■ **Stated task**: Only lines with the word "siempre" are needed; collect each of them from the listing below.

+ + +

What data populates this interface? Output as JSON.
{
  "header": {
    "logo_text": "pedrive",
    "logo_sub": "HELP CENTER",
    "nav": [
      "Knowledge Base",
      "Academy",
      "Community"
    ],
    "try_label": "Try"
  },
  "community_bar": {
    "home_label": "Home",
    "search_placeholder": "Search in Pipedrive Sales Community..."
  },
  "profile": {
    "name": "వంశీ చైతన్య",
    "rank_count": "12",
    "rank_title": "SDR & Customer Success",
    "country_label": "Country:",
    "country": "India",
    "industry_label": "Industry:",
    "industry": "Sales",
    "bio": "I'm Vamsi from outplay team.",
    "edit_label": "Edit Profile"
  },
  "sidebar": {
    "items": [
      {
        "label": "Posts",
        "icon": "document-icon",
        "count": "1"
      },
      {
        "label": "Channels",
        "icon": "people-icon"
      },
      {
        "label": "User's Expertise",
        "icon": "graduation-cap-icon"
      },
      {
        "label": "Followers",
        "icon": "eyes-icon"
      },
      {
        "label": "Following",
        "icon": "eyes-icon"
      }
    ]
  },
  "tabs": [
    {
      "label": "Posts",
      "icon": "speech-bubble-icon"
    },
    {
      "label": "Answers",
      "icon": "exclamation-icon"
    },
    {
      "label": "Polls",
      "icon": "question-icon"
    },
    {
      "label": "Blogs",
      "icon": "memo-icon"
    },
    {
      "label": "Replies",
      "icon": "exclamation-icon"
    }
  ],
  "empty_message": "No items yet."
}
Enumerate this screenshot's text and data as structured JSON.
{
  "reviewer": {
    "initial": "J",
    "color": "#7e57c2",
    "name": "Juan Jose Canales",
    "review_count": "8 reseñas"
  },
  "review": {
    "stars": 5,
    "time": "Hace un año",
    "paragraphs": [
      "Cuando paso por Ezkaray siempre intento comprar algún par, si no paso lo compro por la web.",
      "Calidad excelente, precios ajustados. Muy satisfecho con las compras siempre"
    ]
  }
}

+ + +

■ **Solution for this exercise**:
      "Cuando paso por Ezkaray siempre intento comprar algún par, si no paso lo compro por la web.",
      "Calidad excelente, precios ajustados. Muy satisfecho con las compras siempre"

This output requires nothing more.